#### RECORD EXCERPTS

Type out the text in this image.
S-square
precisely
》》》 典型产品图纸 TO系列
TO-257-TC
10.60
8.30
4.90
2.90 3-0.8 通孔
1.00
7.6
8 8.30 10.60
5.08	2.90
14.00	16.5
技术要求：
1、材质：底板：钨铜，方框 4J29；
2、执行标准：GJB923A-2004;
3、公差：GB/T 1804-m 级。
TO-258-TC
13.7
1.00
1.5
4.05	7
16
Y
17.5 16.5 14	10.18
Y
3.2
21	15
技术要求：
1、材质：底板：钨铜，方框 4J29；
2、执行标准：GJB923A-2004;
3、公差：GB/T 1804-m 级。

########

EXERCISE => Give the records above again, word for word.

ANSWER FOR THIS EXERCISE =>
Type out the text in this image.
S-square
precisely
》》》 典型产品图纸 TO系列
TO-257-TC
10.60
8.30
4.90
2.90 3-0.8 通孔
1.00
7.6
8 8.30 10.60
5.08	2.90
14.00	16.5
技术要求：
1、材质：底板：钨铜，方框 4J29；
2、执行标准：GJB923A-2004;
3、公差：GB/T 1804-m 级。
TO-258-TC
13.7
1.00
1.5
4.05	7
16
Y
17.5 16.5 14	10.18
Y
3.2
21	15
技术要求：
1、材质：底板：钨铜，方框 4J29；
2、执行标准：GJB923A-2004;
3、公差：GB/T 1804-m 级。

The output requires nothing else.